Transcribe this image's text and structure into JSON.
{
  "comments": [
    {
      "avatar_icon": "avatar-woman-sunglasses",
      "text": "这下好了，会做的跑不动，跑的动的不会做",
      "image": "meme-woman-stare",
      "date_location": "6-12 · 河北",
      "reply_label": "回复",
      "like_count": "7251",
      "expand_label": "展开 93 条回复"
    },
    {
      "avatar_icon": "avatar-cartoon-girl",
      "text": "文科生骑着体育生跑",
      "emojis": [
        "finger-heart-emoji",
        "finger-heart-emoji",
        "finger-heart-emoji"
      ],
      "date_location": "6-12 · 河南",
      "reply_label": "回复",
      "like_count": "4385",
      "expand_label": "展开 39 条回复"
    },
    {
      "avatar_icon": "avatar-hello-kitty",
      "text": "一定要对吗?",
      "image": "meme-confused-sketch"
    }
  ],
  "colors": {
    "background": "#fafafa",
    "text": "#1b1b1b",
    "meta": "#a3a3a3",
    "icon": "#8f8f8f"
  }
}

═══

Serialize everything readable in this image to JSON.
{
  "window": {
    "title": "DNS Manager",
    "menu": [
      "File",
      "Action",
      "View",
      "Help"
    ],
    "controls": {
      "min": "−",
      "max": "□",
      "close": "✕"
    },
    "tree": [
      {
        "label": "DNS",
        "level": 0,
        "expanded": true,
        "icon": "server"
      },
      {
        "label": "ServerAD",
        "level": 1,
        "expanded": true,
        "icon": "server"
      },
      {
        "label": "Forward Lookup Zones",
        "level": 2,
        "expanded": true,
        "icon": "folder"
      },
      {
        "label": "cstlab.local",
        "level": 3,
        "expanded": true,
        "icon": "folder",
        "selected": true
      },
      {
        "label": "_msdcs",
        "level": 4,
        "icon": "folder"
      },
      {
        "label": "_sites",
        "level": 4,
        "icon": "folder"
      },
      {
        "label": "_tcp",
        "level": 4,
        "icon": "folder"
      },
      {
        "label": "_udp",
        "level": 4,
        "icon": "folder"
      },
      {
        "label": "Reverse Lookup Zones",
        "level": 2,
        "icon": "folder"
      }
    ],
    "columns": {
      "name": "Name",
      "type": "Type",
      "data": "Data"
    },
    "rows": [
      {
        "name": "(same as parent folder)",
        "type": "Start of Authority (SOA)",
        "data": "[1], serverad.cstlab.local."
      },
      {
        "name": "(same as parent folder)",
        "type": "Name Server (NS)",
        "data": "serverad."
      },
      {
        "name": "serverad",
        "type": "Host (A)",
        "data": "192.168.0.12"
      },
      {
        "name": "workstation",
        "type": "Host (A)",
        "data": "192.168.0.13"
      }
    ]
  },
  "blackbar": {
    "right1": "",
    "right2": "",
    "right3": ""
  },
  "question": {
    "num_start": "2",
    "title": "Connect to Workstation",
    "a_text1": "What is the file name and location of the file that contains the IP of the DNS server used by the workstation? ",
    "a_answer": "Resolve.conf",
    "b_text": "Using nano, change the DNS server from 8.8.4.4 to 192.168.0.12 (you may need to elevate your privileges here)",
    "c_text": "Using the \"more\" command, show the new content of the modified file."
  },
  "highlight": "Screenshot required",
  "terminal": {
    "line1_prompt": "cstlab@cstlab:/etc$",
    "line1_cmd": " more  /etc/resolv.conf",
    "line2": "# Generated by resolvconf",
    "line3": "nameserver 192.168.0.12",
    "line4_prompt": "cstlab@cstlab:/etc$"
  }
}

═══

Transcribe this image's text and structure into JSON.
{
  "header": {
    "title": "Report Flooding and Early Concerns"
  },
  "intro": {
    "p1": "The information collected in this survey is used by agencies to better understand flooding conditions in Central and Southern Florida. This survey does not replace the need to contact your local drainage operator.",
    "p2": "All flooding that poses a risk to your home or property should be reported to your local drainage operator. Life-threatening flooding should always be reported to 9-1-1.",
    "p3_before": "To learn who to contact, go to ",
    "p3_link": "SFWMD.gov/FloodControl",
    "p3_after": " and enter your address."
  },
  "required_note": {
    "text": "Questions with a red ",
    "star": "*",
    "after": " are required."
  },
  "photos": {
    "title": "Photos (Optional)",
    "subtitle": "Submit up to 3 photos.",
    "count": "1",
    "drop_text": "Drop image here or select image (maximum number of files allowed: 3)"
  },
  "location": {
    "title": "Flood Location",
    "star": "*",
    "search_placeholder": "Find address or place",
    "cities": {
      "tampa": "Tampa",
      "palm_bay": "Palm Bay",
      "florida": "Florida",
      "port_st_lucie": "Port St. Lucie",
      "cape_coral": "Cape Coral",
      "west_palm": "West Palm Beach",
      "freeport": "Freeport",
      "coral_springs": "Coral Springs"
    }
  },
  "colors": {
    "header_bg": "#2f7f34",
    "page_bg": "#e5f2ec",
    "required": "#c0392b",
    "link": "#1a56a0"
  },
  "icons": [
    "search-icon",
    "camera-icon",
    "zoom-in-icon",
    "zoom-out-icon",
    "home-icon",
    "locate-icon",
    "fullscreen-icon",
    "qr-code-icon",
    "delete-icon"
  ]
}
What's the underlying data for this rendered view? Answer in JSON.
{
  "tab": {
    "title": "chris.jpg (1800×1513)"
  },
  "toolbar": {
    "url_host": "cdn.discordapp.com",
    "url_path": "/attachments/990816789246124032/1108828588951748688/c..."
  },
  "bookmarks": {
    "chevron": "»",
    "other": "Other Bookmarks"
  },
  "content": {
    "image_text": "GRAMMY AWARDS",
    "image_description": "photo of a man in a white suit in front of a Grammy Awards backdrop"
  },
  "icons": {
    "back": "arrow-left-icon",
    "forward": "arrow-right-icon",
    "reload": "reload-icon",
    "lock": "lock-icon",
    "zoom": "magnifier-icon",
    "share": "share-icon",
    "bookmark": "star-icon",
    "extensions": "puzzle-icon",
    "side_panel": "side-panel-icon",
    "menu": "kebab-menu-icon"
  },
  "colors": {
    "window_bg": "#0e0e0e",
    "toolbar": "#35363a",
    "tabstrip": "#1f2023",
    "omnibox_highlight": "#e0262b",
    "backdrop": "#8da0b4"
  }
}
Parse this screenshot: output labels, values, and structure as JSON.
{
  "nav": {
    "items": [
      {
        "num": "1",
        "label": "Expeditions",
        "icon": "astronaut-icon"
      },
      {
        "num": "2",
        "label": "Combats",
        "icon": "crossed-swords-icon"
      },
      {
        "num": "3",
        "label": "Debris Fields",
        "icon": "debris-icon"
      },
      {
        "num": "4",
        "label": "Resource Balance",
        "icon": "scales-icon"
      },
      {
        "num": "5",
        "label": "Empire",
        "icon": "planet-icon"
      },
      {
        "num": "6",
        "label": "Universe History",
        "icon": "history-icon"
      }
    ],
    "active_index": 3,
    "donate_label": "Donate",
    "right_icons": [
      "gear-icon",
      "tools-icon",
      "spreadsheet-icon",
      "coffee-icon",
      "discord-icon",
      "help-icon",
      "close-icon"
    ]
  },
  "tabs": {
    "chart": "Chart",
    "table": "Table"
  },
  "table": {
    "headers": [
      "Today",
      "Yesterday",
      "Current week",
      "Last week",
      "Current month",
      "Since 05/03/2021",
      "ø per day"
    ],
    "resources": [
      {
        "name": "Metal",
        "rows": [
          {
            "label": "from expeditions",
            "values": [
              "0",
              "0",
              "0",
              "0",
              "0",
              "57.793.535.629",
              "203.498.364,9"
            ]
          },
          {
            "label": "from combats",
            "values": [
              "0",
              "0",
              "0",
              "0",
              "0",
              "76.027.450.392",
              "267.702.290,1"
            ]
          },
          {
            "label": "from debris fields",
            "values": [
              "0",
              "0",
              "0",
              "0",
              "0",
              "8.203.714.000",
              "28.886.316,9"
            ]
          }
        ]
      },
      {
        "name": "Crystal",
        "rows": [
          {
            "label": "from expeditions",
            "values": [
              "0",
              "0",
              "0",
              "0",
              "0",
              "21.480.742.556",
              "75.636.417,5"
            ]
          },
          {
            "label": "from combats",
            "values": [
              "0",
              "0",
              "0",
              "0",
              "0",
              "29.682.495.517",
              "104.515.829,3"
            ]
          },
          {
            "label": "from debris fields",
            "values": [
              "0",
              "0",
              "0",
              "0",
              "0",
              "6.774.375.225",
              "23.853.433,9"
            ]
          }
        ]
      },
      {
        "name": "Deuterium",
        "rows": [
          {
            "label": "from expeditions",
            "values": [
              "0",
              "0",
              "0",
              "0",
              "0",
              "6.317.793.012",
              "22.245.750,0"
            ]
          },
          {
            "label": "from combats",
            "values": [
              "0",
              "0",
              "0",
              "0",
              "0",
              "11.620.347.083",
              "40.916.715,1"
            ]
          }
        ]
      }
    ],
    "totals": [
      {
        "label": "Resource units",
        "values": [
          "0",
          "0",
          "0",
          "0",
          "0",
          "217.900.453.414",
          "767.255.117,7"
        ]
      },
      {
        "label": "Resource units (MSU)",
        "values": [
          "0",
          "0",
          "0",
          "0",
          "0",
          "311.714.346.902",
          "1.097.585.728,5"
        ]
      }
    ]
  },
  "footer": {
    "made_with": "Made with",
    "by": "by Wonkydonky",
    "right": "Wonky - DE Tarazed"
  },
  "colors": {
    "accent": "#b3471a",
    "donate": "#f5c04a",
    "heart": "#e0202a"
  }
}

═══

Exercise brief: Across the material above, how many lines include the string "content"? Only the number is wanted.

Solution to this problem: 2